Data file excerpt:
- - - -
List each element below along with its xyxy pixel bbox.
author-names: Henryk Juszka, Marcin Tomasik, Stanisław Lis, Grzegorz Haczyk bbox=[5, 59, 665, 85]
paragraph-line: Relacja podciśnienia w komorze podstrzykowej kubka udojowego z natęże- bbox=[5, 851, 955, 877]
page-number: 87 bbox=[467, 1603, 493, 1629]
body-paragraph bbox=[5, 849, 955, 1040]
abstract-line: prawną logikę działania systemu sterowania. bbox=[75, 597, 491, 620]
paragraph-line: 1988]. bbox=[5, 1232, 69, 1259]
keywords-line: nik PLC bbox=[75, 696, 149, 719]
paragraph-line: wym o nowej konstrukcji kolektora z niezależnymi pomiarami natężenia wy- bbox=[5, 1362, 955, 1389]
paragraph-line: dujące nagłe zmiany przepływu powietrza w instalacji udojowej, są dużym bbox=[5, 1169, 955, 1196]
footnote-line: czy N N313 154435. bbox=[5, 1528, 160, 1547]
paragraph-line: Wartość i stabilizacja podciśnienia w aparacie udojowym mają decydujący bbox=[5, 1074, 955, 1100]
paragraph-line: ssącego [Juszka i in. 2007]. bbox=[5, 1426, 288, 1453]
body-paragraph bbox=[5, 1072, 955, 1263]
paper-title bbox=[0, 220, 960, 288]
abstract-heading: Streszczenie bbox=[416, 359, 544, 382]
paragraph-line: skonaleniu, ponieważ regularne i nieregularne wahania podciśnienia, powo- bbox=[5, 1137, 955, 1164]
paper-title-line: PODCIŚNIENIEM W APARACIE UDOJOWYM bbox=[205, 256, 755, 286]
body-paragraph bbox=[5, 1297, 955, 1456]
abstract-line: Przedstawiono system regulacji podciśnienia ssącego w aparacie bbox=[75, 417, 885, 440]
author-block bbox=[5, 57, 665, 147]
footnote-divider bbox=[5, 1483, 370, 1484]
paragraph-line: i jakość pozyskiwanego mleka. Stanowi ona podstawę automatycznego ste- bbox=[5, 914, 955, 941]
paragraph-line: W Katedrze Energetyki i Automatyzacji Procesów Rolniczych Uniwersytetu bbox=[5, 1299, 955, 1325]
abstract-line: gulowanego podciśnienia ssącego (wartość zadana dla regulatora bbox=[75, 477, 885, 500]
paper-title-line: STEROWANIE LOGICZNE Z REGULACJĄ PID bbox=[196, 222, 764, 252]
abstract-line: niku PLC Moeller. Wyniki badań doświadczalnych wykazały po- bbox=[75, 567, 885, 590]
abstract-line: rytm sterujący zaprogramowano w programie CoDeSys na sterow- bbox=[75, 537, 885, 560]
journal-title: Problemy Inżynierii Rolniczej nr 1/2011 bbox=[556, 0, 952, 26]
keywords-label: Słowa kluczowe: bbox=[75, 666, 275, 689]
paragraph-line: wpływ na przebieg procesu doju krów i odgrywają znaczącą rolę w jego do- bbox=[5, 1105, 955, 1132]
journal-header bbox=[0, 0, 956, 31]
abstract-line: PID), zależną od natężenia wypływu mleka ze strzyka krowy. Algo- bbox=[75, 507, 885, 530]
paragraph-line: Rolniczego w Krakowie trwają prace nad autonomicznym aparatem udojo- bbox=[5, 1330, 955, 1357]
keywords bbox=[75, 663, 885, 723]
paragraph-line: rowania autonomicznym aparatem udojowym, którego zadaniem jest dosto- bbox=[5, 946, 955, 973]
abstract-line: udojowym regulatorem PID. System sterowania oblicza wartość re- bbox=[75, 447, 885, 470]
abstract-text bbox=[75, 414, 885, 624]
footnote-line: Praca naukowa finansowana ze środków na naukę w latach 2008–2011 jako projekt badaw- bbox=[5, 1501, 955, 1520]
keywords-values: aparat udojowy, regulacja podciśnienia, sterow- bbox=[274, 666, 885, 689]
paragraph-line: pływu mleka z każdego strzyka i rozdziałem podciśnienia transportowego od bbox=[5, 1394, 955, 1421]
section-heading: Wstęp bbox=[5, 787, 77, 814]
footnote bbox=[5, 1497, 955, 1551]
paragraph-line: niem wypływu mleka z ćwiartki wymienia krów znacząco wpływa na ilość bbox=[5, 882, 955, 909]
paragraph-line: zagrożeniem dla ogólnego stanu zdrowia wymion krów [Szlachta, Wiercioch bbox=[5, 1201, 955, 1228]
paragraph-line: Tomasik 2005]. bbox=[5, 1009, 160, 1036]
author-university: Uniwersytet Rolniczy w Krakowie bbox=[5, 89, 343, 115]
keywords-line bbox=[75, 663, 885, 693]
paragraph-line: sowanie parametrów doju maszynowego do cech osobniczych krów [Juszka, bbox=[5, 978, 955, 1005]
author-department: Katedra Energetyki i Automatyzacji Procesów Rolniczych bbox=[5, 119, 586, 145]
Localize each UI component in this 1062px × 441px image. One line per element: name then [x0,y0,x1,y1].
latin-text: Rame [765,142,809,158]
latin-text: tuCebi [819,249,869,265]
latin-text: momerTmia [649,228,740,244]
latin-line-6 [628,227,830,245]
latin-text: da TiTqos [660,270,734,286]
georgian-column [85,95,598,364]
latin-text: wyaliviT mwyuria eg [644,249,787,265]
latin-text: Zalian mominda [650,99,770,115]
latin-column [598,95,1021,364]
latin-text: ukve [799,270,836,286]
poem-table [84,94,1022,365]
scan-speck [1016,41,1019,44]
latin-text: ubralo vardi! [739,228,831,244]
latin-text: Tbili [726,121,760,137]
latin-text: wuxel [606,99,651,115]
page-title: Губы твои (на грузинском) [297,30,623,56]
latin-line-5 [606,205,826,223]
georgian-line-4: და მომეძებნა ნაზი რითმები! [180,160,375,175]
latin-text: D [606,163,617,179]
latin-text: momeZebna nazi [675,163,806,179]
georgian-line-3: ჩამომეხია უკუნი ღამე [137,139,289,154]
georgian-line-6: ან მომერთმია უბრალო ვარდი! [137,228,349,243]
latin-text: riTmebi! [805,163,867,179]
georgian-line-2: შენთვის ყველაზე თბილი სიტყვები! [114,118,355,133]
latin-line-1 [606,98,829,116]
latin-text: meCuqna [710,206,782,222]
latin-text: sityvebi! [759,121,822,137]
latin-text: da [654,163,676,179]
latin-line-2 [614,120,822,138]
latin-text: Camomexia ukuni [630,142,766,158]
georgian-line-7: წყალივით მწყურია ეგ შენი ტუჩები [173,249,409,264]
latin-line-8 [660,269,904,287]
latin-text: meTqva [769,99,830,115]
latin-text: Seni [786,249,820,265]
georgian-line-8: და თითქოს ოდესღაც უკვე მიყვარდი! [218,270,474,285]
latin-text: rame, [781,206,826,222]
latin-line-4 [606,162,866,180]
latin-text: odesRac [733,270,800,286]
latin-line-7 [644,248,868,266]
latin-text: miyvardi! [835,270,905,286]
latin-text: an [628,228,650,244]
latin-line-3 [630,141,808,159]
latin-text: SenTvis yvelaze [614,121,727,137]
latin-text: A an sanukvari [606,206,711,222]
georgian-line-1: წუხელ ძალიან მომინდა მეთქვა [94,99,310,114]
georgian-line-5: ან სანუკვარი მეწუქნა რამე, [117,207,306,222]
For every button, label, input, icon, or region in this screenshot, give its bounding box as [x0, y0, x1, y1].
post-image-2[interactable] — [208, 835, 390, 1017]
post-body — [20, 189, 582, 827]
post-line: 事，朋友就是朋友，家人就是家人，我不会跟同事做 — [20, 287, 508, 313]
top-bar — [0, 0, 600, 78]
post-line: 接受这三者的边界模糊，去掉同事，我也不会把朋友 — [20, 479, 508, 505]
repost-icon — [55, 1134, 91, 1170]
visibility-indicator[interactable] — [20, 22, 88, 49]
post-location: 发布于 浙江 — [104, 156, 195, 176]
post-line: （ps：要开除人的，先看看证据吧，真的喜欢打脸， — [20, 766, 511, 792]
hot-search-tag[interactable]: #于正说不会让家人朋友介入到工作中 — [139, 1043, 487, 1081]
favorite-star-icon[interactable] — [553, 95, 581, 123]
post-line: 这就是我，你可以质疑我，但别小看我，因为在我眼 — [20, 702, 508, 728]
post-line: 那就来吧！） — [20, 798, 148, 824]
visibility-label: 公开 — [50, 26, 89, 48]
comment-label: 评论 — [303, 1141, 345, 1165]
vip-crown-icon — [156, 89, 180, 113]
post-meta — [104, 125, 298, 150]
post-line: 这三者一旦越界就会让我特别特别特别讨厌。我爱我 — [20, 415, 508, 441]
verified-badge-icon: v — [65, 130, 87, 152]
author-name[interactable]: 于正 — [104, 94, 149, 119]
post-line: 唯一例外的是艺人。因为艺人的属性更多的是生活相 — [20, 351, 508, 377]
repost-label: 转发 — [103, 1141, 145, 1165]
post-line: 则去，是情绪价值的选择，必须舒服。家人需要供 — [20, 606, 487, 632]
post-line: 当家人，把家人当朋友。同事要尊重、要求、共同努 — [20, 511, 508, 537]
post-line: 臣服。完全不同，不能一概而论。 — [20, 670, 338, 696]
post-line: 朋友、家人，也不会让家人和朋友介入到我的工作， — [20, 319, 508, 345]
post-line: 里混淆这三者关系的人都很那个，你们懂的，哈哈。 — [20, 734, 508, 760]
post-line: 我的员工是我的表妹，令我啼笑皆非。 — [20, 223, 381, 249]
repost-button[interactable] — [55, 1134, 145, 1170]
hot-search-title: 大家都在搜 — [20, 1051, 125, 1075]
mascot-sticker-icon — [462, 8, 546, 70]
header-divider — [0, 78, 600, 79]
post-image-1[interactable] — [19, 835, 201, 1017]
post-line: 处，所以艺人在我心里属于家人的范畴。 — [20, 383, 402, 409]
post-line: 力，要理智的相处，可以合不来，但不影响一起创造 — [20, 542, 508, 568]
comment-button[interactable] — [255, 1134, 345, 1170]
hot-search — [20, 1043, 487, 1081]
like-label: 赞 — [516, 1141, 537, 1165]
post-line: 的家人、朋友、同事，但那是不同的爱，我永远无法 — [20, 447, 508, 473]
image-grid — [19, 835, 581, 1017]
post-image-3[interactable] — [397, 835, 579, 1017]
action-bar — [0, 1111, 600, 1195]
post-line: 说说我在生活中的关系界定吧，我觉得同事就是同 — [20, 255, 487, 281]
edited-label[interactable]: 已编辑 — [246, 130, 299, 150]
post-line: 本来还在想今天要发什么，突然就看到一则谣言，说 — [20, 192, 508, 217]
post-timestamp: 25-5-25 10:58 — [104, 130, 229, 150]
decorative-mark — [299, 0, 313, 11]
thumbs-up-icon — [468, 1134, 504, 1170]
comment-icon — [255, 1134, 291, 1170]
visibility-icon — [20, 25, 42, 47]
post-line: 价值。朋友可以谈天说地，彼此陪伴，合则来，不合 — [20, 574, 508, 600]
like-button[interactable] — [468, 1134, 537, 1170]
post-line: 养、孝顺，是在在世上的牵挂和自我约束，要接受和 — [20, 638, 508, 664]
- - - -
WHAT TO DO: Format the lines from the first one through the line containing "body-paragraph bbox=[5, 849, 955, 1040]" as a numbered list, omitting any blank lines.

FINISHED ANSWER:
1. List each element below along with its xyxy pixel bbox.
2. author-names: Henryk Juszka, Marcin Tomasik, Stanisław Lis, Grzegorz Haczyk bbox=[5, 59, 665, 85]
3. paragraph-line: Relacja podciśnienia w komorze podstrzykowej kubka udojowego z natęże- bbox=[5, 851, 955, 877]
4. page-number: 87 bbox=[467, 1603, 493, 1629]
5. body-paragraph bbox=[5, 849, 955, 1040]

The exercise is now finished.